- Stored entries
::::::::

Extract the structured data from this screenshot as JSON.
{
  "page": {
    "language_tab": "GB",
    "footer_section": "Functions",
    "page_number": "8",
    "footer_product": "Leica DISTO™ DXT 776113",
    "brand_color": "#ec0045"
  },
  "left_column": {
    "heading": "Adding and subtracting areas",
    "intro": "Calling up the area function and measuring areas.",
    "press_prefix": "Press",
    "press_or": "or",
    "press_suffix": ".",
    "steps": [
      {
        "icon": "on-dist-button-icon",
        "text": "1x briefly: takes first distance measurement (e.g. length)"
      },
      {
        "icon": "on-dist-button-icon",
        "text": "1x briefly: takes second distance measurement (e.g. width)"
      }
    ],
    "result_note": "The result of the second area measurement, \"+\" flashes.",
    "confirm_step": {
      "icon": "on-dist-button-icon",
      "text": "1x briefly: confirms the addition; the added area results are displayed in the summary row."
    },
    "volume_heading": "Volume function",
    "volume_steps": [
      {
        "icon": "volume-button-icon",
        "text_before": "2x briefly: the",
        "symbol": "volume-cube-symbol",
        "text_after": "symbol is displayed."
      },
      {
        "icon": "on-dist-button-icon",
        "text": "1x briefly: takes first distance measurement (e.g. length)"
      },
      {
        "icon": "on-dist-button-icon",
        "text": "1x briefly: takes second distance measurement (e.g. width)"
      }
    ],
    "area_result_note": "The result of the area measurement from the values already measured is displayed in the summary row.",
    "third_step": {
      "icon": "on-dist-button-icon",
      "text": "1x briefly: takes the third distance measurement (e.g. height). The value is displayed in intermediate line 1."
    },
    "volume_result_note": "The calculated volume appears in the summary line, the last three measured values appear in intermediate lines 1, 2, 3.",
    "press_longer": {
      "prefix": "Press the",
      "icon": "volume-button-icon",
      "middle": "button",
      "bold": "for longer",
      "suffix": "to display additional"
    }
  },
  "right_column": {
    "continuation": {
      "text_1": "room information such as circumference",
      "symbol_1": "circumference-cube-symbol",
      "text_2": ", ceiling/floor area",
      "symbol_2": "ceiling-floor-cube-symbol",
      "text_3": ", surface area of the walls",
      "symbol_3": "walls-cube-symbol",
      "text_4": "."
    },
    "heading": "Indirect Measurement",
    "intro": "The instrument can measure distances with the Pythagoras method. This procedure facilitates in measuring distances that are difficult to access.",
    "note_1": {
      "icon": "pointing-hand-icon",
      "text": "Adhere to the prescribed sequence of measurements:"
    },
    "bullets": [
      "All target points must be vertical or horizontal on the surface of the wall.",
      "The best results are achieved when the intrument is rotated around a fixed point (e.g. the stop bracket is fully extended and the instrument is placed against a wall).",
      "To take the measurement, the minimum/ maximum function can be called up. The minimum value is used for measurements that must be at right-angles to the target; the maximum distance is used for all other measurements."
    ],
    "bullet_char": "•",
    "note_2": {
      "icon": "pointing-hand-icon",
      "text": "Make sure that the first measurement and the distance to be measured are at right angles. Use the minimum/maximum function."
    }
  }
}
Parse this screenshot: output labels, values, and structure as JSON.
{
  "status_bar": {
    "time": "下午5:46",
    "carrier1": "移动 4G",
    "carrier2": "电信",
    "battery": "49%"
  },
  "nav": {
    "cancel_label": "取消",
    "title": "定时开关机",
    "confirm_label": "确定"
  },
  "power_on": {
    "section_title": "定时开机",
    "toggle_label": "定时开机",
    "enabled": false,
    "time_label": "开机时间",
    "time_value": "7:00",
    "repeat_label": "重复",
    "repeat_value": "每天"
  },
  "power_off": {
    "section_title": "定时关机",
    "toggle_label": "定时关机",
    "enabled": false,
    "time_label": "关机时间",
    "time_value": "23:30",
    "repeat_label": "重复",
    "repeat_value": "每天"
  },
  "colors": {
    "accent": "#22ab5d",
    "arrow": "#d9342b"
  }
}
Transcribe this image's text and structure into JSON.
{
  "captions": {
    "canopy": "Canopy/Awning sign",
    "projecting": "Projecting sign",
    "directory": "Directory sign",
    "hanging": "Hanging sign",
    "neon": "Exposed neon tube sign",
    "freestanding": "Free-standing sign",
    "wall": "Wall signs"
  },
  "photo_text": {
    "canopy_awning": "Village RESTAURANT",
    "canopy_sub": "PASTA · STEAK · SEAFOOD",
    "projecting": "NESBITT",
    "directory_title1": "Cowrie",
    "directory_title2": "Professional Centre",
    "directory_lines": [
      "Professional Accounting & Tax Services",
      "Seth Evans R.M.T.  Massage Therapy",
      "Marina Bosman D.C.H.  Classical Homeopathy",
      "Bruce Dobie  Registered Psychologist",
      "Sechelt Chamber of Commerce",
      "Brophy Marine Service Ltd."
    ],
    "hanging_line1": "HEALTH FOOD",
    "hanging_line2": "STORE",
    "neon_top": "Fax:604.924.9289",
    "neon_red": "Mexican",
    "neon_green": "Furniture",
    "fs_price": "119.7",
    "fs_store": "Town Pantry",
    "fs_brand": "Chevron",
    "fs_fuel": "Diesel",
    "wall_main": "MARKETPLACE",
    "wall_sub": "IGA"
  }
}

::::::::

Repeat the data verbatim.

Extract the structured data from this screenshot as JSON.
{
  "page": {
    "language_tab": "GB",
    "footer_section": "Functions",
    "page_number": "8",
    "footer_product": "Leica DISTO™ DXT 776113",
    "brand_color": "#ec0045"
  },
  "left_column": {
    "heading": "Adding and subtracting areas",
    "intro": "Calling up the area function and measuring areas.",
    "press_prefix": "Press",
    "press_or": "or",
    "press_suffix": ".",
    "steps": [
      {
        "icon": "on-dist-button-icon",
        "text": "1x briefly: takes first distance measurement (e.g. length)"
      },
      {
        "icon": "on-dist-button-icon",
        "text": "1x briefly: takes second distance measurement (e.g. width)"
      }
    ],
    "result_note": "The result of the second area measurement, \"+\" flashes.",
    "confirm_step": {
      "icon": "on-dist-button-icon",
      "text": "1x briefly: confirms the addition; the added area results are displayed in the summary row."
    },
    "volume_heading": "Volume function",
    "volume_steps": [
      {
        "icon": "volume-button-icon",
        "text_before": "2x briefly: the",
        "symbol": "volume-cube-symbol",
        "text_after": "symbol is displayed."
      },
      {
        "icon": "on-dist-button-icon",
        "text": "1x briefly: takes first distance measurement (e.g. length)"
      },
      {
        "icon": "on-dist-button-icon",
        "text": "1x briefly: takes second distance measurement (e.g. width)"
      }
    ],
    "area_result_note": "The result of the area measurement from the values already measured is displayed in the summary row.",
    "third_step": {
      "icon": "on-dist-button-icon",
      "text": "1x briefly: takes the third distance measurement (e.g. height). The value is displayed in intermediate line 1."
    },
    "volume_result_note": "The calculated volume appears in the summary line, the last three measured values appear in intermediate lines 1, 2, 3.",
    "press_longer": {
      "prefix": "Press the",
      "icon": "volume-button-icon",
      "middle": "button",
      "bold": "for longer",
      "suffix": "to display additional"
    }
  },
  "right_column": {
    "continuation": {
      "text_1": "room information such as circumference",
      "symbol_1": "circumference-cube-symbol",
      "text_2": ", ceiling/floor area",
      "symbol_2": "ceiling-floor-cube-symbol",
      "text_3": ", surface area of the walls",
      "symbol_3": "walls-cube-symbol",
      "text_4": "."
    },
    "heading": "Indirect Measurement",
    "intro": "The instrument can measure distances with the Pythagoras method. This procedure facilitates in measuring distances that are difficult to access.",
    "note_1": {
      "icon": "pointing-hand-icon",
      "text": "Adhere to the prescribed sequence of measurements:"
    },
    "bullets": [
      "All target points must be vertical or horizontal on the surface of the wall.",
      "The best results are achieved when the intrument is rotated around a fixed point (e.g. the stop bracket is fully extended and the instrument is placed against a wall).",
      "To take the measurement, the minimum/ maximum function can be called up. The minimum value is used for measurements that must be at right-angles to the target; the maximum distance is used for all other measurements."
    ],
    "bullet_char": "•",
    "note_2": {
      "icon": "pointing-hand-icon",
      "text": "Make sure that the first measurement and the distance to be measured are at right angles. Use the minimum/maximum function."
    }
  }
}
Parse this screenshot: output labels, values, and structure as JSON.
{
  "status_bar": {
    "time": "下午5:46",
    "carrier1": "移动 4G",
    "carrier2": "电信",
    "battery": "49%"
  },
  "nav": {
    "cancel_label": "取消",
    "title": "定时开关机",
    "confirm_label": "确定"
  },
  "power_on": {
    "section_title": "定时开机",
    "toggle_label": "定时开机",
    "enabled": false,
    "time_label": "开机时间",
    "time_value": "7:00",
    "repeat_label": "重复",
    "repeat_value": "每天"
  },
  "power_off": {
    "section_title": "定时关机",
    "toggle_label": "定时关机",
    "enabled": false,
    "time_label": "关机时间",
    "time_value": "23:30",
    "repeat_label": "重复",
    "repeat_value": "每天"
  },
  "colors": {
    "accent": "#22ab5d",
    "arrow": "#d9342b"
  }
}
Transcribe this image's text and structure into JSON.
{
  "captions": {
    "canopy": "Canopy/Awning sign",
    "projecting": "Projecting sign",
    "directory": "Directory sign",
    "hanging": "Hanging sign",
    "neon": "Exposed neon tube sign",
    "freestanding": "Free-standing sign",
    "wall": "Wall signs"
  },
  "photo_text": {
    "canopy_awning": "Village RESTAURANT",
    "canopy_sub": "PASTA · STEAK · SEAFOOD",
    "projecting": "NESBITT",
    "directory_title1": "Cowrie",
    "directory_title2": "Professional Centre",
    "directory_lines": [
      "Professional Accounting & Tax Services",
      "Seth Evans R.M.T.  Massage Therapy",
      "Marina Bosman D.C.H.  Classical Homeopathy",
      "Bruce Dobie  Registered Psychologist",
      "Sechelt Chamber of Commerce",
      "Brophy Marine Service Ltd."
    ],
    "hanging_line1": "HEALTH FOOD",
    "hanging_line2": "STORE",
    "neon_top": "Fax:604.924.9289",
    "neon_red": "Mexican",
    "neon_green": "Furniture",
    "fs_price": "119.7",
    "fs_store": "Town Pantry",
    "fs_brand": "Chevron",
    "fs_fuel": "Diesel",
    "wall_main": "MARKETPLACE",
    "wall_sub": "IGA"
  }
}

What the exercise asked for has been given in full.